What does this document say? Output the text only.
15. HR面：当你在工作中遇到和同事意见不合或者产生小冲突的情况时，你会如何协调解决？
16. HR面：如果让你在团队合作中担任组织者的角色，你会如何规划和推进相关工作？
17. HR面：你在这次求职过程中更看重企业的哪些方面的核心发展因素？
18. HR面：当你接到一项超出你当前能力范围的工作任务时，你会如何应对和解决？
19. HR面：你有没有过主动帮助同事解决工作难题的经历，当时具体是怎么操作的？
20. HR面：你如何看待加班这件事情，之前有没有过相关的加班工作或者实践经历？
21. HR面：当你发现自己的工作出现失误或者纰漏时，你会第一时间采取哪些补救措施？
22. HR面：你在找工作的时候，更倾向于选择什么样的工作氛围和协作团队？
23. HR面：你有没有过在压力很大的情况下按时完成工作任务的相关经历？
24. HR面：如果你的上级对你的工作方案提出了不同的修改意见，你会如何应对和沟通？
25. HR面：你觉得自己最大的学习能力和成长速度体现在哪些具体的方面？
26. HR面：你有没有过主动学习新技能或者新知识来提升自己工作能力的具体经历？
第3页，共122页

-------

Reproduce the whole listing word for word.

*Response*
What does this document say? Output the text only.
15. HR面：当你在工作中遇到和同事意见不合或者产生小冲突的情况时，你会如何协调解决？
16. HR面：如果让你在团队合作中担任组织者的角色，你会如何规划和推进相关工作？
17. HR面：你在这次求职过程中更看重企业的哪些方面的核心发展因素？
18. HR面：当你接到一项超出你当前能力范围的工作任务时，你会如何应对和解决？
19. HR面：你有没有过主动帮助同事解决工作难题的经历，当时具体是怎么操作的？
20. HR面：你如何看待加班这件事情，之前有没有过相关的加班工作或者实践经历？
21. HR面：当你发现自己的工作出现失误或者纰漏时，你会第一时间采取哪些补救措施？
22. HR面：你在找工作的时候，更倾向于选择什么样的工作氛围和协作团队？
23. HR面：你有没有过在压力很大的情况下按时完成工作任务的相关经历？
24. HR面：如果你的上级对你的工作方案提出了不同的修改意见，你会如何应对和沟通？
25. HR面：你觉得自己最大的学习能力和成长速度体现在哪些具体的方面？
26. HR面：你有没有过主动学习新技能或者新知识来提升自己工作能力的具体经历？
第3页，共122页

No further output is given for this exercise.